▶ Exercise task
Reproduce the rows below word for word, but leave out the pictures.

▶ Dataset extract
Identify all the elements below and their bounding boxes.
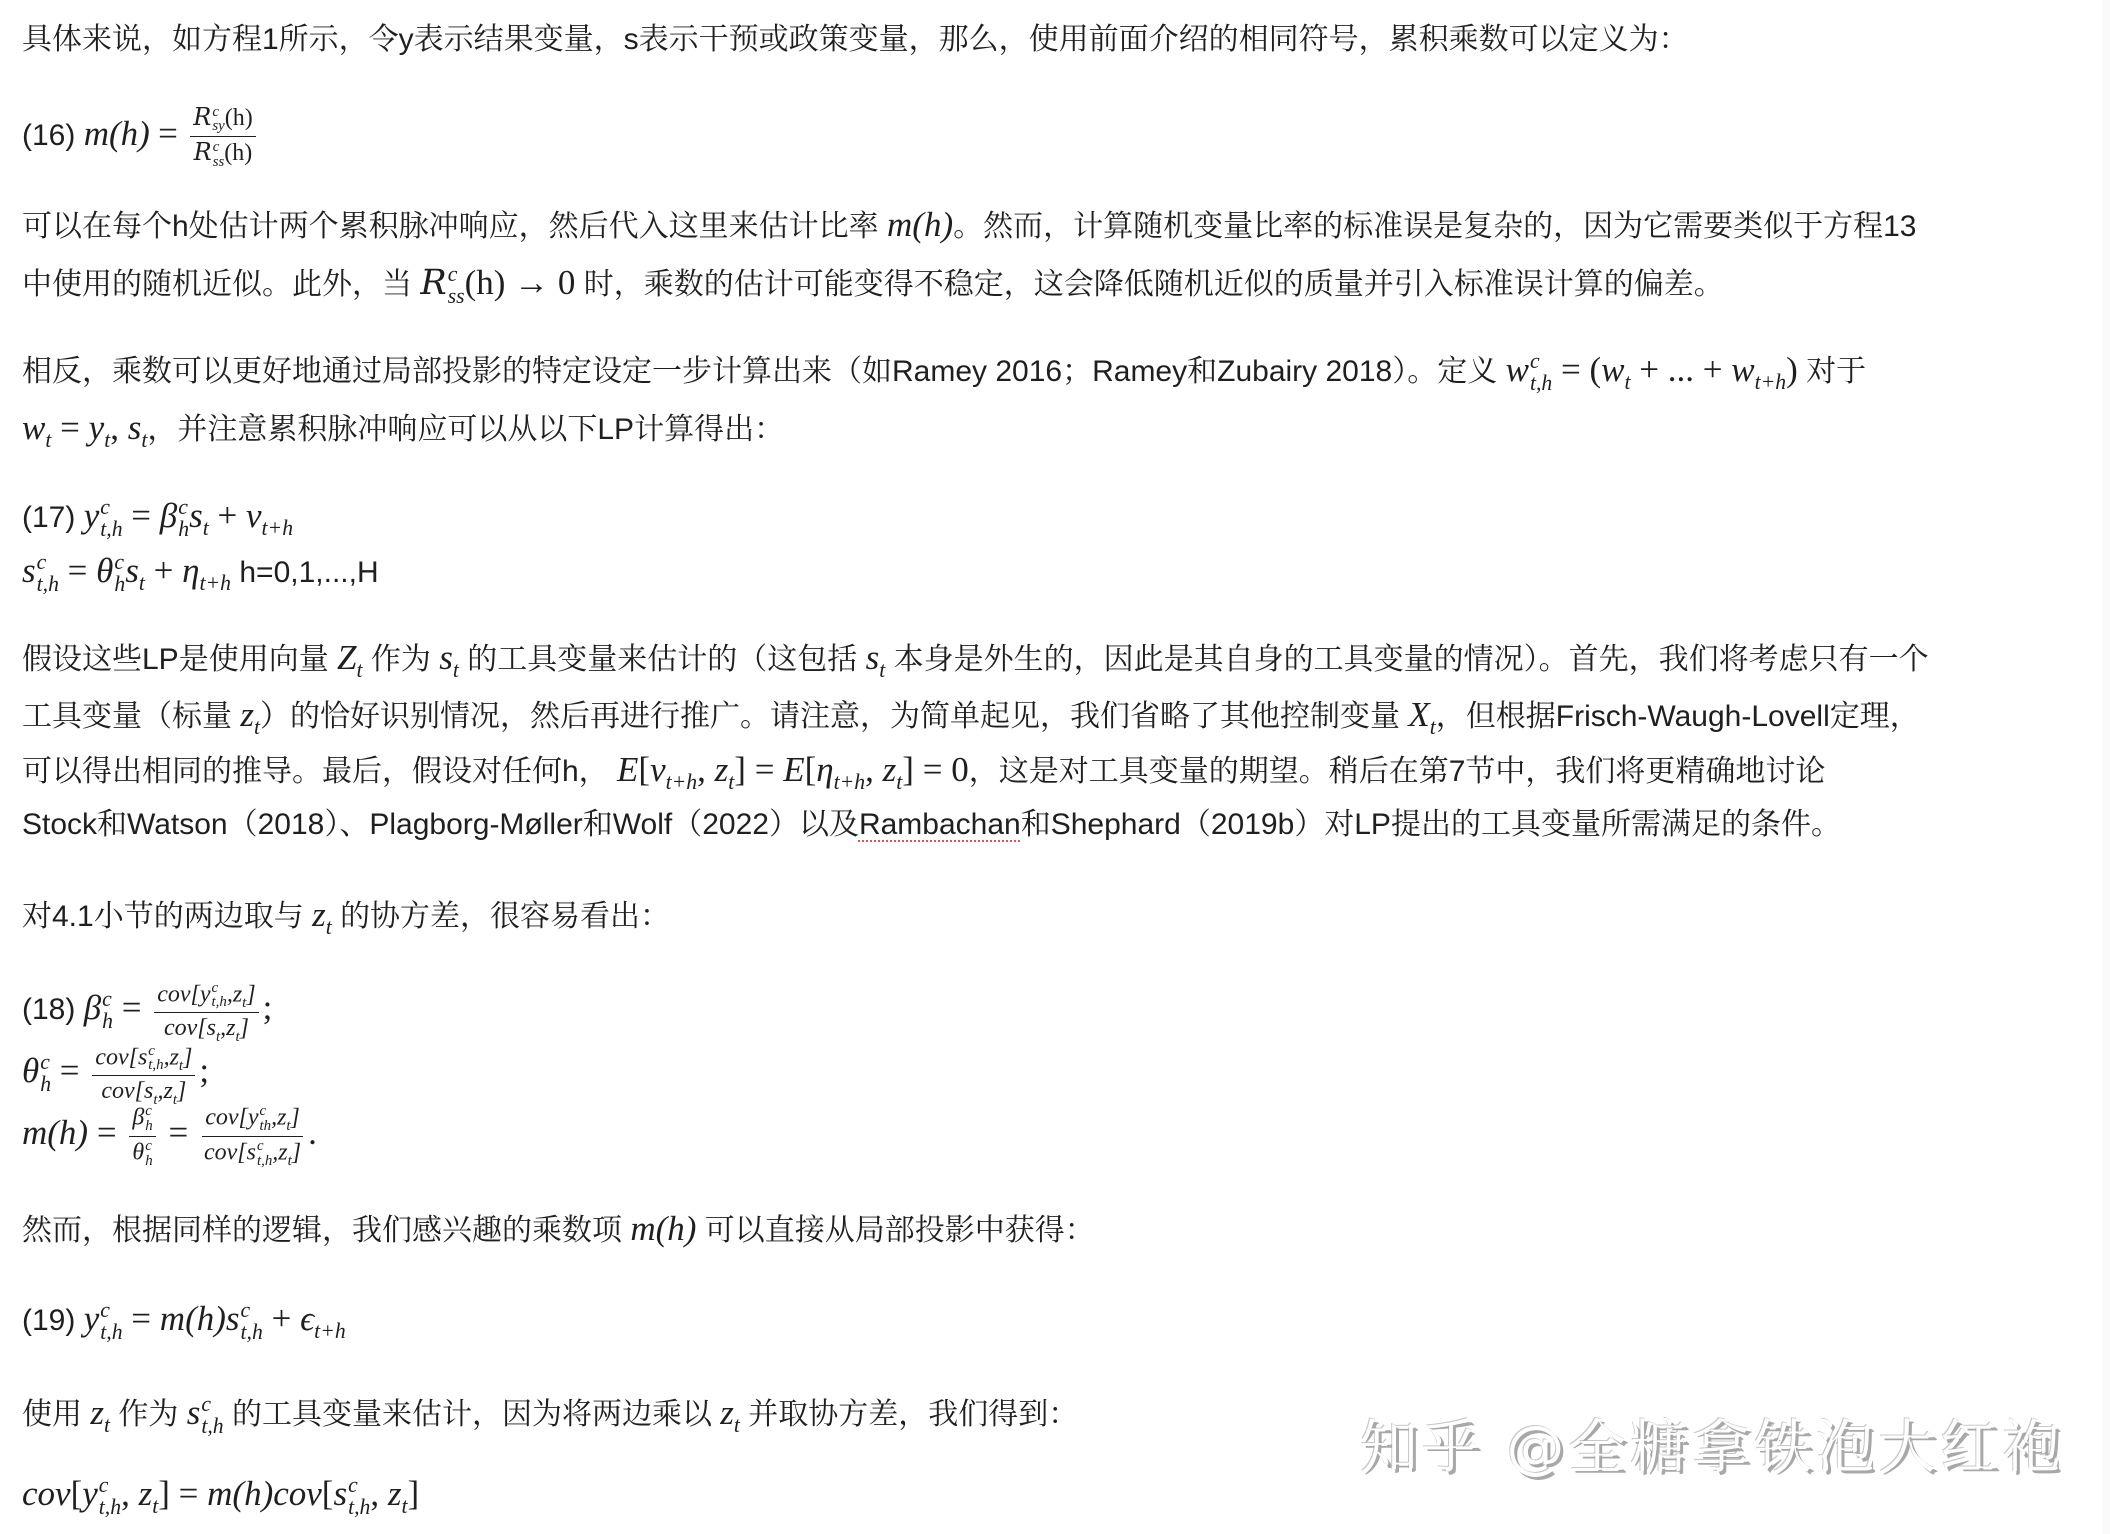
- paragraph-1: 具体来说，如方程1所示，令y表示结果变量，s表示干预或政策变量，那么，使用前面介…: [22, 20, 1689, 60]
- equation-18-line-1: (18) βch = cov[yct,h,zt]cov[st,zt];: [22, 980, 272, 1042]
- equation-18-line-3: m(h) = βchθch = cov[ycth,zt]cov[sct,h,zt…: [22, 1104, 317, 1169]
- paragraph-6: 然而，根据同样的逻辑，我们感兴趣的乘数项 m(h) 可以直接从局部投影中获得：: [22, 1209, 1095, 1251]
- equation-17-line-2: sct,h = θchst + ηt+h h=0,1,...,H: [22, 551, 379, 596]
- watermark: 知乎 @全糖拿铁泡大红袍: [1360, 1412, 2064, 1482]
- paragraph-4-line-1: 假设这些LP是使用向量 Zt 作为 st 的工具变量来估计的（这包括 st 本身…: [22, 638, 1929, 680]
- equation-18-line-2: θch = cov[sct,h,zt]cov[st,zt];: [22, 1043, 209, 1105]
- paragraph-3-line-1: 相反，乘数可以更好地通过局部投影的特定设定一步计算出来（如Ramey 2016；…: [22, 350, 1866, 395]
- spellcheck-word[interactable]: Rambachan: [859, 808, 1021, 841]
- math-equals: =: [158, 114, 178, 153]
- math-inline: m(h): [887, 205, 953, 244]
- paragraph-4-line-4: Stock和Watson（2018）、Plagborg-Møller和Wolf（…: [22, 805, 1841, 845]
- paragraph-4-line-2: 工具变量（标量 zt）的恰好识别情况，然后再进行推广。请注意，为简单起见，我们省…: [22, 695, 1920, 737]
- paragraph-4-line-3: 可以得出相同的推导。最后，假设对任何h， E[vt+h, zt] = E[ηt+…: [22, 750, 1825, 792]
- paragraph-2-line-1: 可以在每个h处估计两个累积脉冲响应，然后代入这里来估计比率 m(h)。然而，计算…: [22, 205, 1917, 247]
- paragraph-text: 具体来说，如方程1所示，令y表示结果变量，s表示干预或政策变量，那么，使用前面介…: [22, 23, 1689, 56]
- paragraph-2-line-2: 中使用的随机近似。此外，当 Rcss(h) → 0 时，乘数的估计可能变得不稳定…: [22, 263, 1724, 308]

▶ Response
Identify all the elements below and their bounding boxes.
- paragraph-1: 具体来说，如方程1所示，令y表示结果变量，s表示干预或政策变量，那么，使用前面介…: [22, 20, 1689, 60]
- equation-18-line-1: (18) βch = cov[yct,h,zt]cov[st,zt];: [22, 980, 272, 1042]
- equation-18-line-3: m(h) = βchθch = cov[ycth,zt]cov[sct,h,zt…: [22, 1104, 317, 1169]
- paragraph-6: 然而，根据同样的逻辑，我们感兴趣的乘数项 m(h) 可以直接从局部投影中获得：: [22, 1209, 1095, 1251]
- equation-17-line-2: sct,h = θchst + ηt+h h=0,1,...,H: [22, 551, 379, 596]
- watermark: 知乎 @全糖拿铁泡大红袍: [1360, 1412, 2064, 1482]
- paragraph-4-line-1: 假设这些LP是使用向量 Zt 作为 st 的工具变量来估计的（这包括 st 本身…: [22, 638, 1929, 680]
- equation-18-line-2: θch = cov[sct,h,zt]cov[st,zt];: [22, 1043, 209, 1105]
- paragraph-3-line-1: 相反，乘数可以更好地通过局部投影的特定设定一步计算出来（如Ramey 2016；…: [22, 350, 1866, 395]
- spellcheck-word[interactable]: Rambachan: [859, 808, 1021, 841]
- math-equals: =: [158, 114, 178, 153]
- math-inline: m(h): [887, 205, 953, 244]
- paragraph-4-line-4: Stock和Watson（2018）、Plagborg-Møller和Wolf（…: [22, 805, 1841, 845]
- paragraph-4-line-2: 工具变量（标量 zt）的恰好识别情况，然后再进行推广。请注意，为简单起见，我们省…: [22, 695, 1920, 737]
- paragraph-4-line-3: 可以得出相同的推导。最后，假设对任何h， E[vt+h, zt] = E[ηt+…: [22, 750, 1825, 792]
- paragraph-2-line-1: 可以在每个h处估计两个累积脉冲响应，然后代入这里来估计比率 m(h)。然而，计算…: [22, 205, 1917, 247]
- paragraph-text: 具体来说，如方程1所示，令y表示结果变量，s表示干预或政策变量，那么，使用前面介…: [22, 23, 1689, 56]
- paragraph-2-line-2: 中使用的随机近似。此外，当 Rcss(h) → 0 时，乘数的估计可能变得不稳定…: [22, 263, 1724, 308]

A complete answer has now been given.